** Start of Dataset records **
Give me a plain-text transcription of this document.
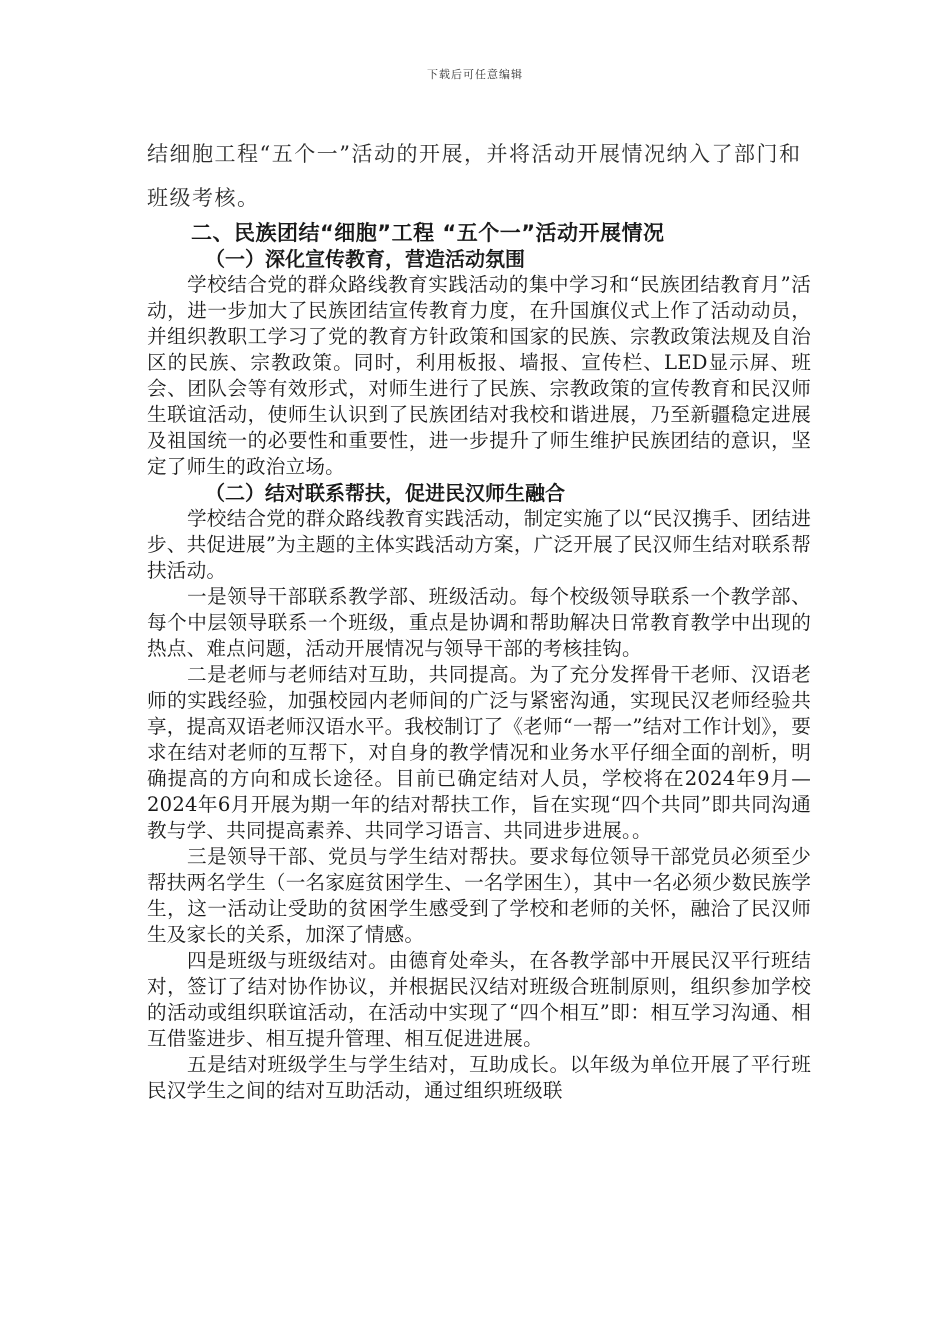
下载后可任意编辑

结细胞工程“五个一”活动的开展，并将活动开展情况纳入了部门和班级考核。

二、民族团结“细胞”工程 “五个一”活动开展情况
（一）深化宣传教育，营造活动氛围

学校结合党的群众路线教育实践活动的集中学习和“民族团结教育月”活动，进一步加大了民族团结宣传教育力度，在升国旗仪式上作了活动动员，并组织教职工学习了党的教育方针政策和国家的民族、宗教政策法规及自治区的民族、宗教政策。同时，利用板报、墙报、宣传栏、LED显示屏、班会、团队会等有效形式，对师生进行了民族、宗教政策的宣传教育和民汉师生联谊活动，使师生认识到了民族团结对我校和谐进展，乃至新疆稳定进展及祖国统一的必要性和重要性，进一步提升了师生维护民族团结的意识，坚定了师生的政治立场。

（二）结对联系帮扶，促进民汉师生融合

学校结合党的群众路线教育实践活动，制定实施了以“民汉携手、团结进步、共促进展”为主题的主体实践活动方案，广泛开展了民汉师生结对联系帮扶活动。

一是领导干部联系教学部、班级活动。每个校级领导联系一个教学部、每个中层领导联系一个班级，重点是协调和帮助解决日常教育教学中出现的热点、难点问题，活动开展情况与领导干部的考核挂钩。

二是老师与老师结对互助，共同提高。为了充分发挥骨干老师、汉语老师的实践经验，加强校园内老师间的广泛与紧密沟通，实现民汉老师经验共享，提高双语老师汉语水平。我校制订了《老师“一帮一”结对工作计划》，要求在结对老师的互帮下，对自身的教学情况和业务水平仔细全面的剖析，明确提高的方向和成长途径。目前已确定结对人员，学校将在2024年9月—2024年6月开展为期一年的结对帮扶工作，旨在实现“四个共同”即共同沟通教与学、共同提高素养、共同学习语言、共同进步进展。。

三是领导干部、党员与学生结对帮扶。要求每位领导干部党员必须至少帮扶两名学生（一名家庭贫困学生、一名学困生），其中一名必须少数民族学生，这一活动让受助的贫困学生感受到了学校和老师的关怀，融洽了民汉师生及家长的关系，加深了情感。

四是班级与班级结对。由德育处牵头，在各教学部中开展民汉平行班结对，签订了结对协作协议，并根据民汉结对班级合班制原则，组织参加学校的活动或组织联谊活动，在活动中实现了“四个相互”即：相互学习沟通、相互借鉴进步、相互提升管理、相互促进进展。

五是结对班级学生与学生结对，互助成长。以年级为单位开展了平行班民汉学生之间的结对互助活动，通过组织班级联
** End of Dataset records **
**Exercise goal**
Repeat all of the records verbatim, leaving out the pictures.

**Task answer**
Give me a plain-text transcription of this document.
下载后可任意编辑

结细胞工程“五个一”活动的开展，并将活动开展情况纳入了部门和班级考核。

二、民族团结“细胞”工程 “五个一”活动开展情况
（一）深化宣传教育，营造活动氛围

学校结合党的群众路线教育实践活动的集中学习和“民族团结教育月”活动，进一步加大了民族团结宣传教育力度，在升国旗仪式上作了活动动员，并组织教职工学习了党的教育方针政策和国家的民族、宗教政策法规及自治区的民族、宗教政策。同时，利用板报、墙报、宣传栏、LED显示屏、班会、团队会等有效形式，对师生进行了民族、宗教政策的宣传教育和民汉师生联谊活动，使师生认识到了民族团结对我校和谐进展，乃至新疆稳定进展及祖国统一的必要性和重要性，进一步提升了师生维护民族团结的意识，坚定了师生的政治立场。

（二）结对联系帮扶，促进民汉师生融合

学校结合党的群众路线教育实践活动，制定实施了以“民汉携手、团结进步、共促进展”为主题的主体实践活动方案，广泛开展了民汉师生结对联系帮扶活动。

一是领导干部联系教学部、班级活动。每个校级领导联系一个教学部、每个中层领导联系一个班级，重点是协调和帮助解决日常教育教学中出现的热点、难点问题，活动开展情况与领导干部的考核挂钩。

二是老师与老师结对互助，共同提高。为了充分发挥骨干老师、汉语老师的实践经验，加强校园内老师间的广泛与紧密沟通，实现民汉老师经验共享，提高双语老师汉语水平。我校制订了《老师“一帮一”结对工作计划》，要求在结对老师的互帮下，对自身的教学情况和业务水平仔细全面的剖析，明确提高的方向和成长途径。目前已确定结对人员，学校将在2024年9月—2024年6月开展为期一年的结对帮扶工作，旨在实现“四个共同”即共同沟通教与学、共同提高素养、共同学习语言、共同进步进展。。

三是领导干部、党员与学生结对帮扶。要求每位领导干部党员必须至少帮扶两名学生（一名家庭贫困学生、一名学困生），其中一名必须少数民族学生，这一活动让受助的贫困学生感受到了学校和老师的关怀，融洽了民汉师生及家长的关系，加深了情感。

四是班级与班级结对。由德育处牵头，在各教学部中开展民汉平行班结对，签订了结对协作协议，并根据民汉结对班级合班制原则，组织参加学校的活动或组织联谊活动，在活动中实现了“四个相互”即：相互学习沟通、相互借鉴进步、相互提升管理、相互促进进展。

五是结对班级学生与学生结对，互助成长。以年级为单位开展了平行班民汉学生之间的结对互助活动，通过组织班级联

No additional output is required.